Answer: Yes, the Department will maintain the designation of
certain posts as hardship posts.
The post differential is authorized under Title 5 U.S.C.
5925 and is not restricted to Department of State overseas posts.
Overseas posts operated by the Air Force, Army, Navy, Agriculture,
Commerce, Interior, NASA, and Peace Corps have been designated
as hardship posts. The differential payment is made to all
civilian government personnel at a post if eligible.
The purpose and principal features are as follows:
1. The post differential is additional compensation paid
to employees assigned to posts where extraordinarily difficult
or notably unhealthful conditions, or excessive physical hardship
exist.
2. The post differential serves as an incentive in
recruiting and retaining personnel for locations where unusual
hardship conditions exist.

◇ ◇ ◇ ◇ ◇ ◇ ◇

• **Task set**
1. List every agency or service named in the post differential text as operating overseas posts designated as hardship posts.
2. Which statute authorizes the post differential, according to the post differential text?
3. Write the next part of the post differential text, picking up after its final sentence.
The records play no part in this work.

• **Provided records**

◇ ◇ ◇ ◇ ◇ ◇ ◇

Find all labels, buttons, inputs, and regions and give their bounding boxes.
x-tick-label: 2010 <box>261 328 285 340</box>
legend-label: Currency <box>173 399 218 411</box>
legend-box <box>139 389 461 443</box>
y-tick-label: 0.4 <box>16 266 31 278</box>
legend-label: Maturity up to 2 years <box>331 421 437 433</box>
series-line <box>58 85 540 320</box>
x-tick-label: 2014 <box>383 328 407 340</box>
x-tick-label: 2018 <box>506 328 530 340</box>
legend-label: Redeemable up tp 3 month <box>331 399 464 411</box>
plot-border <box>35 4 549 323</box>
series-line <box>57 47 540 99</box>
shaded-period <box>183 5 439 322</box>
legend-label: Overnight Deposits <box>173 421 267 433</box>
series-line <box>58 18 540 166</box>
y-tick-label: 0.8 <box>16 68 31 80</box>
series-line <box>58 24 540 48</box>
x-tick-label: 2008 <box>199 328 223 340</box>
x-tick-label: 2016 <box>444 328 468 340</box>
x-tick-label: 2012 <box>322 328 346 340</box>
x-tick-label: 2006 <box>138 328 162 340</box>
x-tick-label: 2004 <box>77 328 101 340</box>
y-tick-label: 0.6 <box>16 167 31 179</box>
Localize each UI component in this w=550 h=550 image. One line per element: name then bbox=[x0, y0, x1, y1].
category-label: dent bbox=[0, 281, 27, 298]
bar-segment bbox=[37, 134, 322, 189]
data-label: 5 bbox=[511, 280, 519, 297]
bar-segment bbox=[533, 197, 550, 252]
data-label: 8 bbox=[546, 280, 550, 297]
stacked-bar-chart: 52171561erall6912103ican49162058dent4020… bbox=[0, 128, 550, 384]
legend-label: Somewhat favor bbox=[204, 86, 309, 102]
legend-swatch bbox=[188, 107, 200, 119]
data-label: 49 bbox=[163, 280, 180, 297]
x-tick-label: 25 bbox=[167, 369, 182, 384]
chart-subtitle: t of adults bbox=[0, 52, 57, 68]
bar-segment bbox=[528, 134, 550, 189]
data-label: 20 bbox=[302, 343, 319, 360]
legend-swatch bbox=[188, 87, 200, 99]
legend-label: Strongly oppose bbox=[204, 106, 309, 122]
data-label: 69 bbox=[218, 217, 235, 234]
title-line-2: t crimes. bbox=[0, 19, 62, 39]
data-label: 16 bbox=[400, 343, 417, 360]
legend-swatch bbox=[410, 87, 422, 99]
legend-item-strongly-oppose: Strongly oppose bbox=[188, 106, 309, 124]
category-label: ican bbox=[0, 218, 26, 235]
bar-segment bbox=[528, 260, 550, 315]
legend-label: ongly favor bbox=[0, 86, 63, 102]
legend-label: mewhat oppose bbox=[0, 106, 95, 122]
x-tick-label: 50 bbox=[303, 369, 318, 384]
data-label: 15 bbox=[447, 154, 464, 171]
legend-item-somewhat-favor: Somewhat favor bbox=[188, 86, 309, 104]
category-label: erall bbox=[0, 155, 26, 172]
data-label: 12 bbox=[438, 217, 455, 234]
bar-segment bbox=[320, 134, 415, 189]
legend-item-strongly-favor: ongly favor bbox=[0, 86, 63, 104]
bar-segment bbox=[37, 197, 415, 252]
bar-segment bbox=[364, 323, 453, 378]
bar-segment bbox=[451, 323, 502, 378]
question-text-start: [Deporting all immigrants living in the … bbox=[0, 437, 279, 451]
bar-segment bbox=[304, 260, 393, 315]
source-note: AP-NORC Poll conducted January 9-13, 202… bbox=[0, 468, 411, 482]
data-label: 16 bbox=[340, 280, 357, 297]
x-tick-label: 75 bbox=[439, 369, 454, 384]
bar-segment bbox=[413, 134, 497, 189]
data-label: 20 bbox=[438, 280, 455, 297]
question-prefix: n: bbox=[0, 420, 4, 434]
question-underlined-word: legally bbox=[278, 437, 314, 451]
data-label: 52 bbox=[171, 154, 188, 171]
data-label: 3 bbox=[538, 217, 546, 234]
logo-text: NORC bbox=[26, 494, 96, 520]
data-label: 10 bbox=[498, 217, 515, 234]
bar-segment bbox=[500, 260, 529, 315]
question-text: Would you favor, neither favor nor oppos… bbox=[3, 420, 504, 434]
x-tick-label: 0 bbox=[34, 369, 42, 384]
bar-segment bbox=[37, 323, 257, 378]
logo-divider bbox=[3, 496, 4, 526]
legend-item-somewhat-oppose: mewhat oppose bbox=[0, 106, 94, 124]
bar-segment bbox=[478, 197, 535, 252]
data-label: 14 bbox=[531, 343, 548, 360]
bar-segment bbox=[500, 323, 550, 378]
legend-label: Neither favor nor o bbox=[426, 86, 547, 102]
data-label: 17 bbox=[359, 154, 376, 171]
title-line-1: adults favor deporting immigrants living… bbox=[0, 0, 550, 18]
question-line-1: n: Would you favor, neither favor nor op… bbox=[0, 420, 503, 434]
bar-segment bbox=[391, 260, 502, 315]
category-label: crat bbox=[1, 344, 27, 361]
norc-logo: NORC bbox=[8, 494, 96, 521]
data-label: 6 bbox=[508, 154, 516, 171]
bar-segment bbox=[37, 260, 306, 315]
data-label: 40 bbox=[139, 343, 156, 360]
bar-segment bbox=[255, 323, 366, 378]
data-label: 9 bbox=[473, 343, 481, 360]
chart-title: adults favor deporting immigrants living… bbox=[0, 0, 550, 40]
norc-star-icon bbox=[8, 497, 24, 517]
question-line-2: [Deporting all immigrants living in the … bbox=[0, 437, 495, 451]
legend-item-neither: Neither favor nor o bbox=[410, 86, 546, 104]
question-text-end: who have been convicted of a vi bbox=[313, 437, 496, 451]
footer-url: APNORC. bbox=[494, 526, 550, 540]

◇ ◇ ◇ ◇ ◇ ◇ ◇

• **Answers in order**
1. Air Force, Army, Navy, Agriculture, Commerce, Interior, NASA, Peace Corps

2. Title 5 U.S.C. 5925

3.
3. The post differential is authorized only at.those posts
where the degree of hardship is in excess of that which employees
are expected to disregard as part of the self-sacrifice necessarily
involved in overseas service.
4. More than half of the posts in foreign areas have no
post differential. A large number of posts having considerable
hardship conditions do not receive post differential.
5. The post differential is subject to tax as a part of
gross income (allowances are not taxable).
6. Owing to the 25 percent limitations, there is a wide
range of hardship conditions existing at those posts where a
25 percent post differential is established.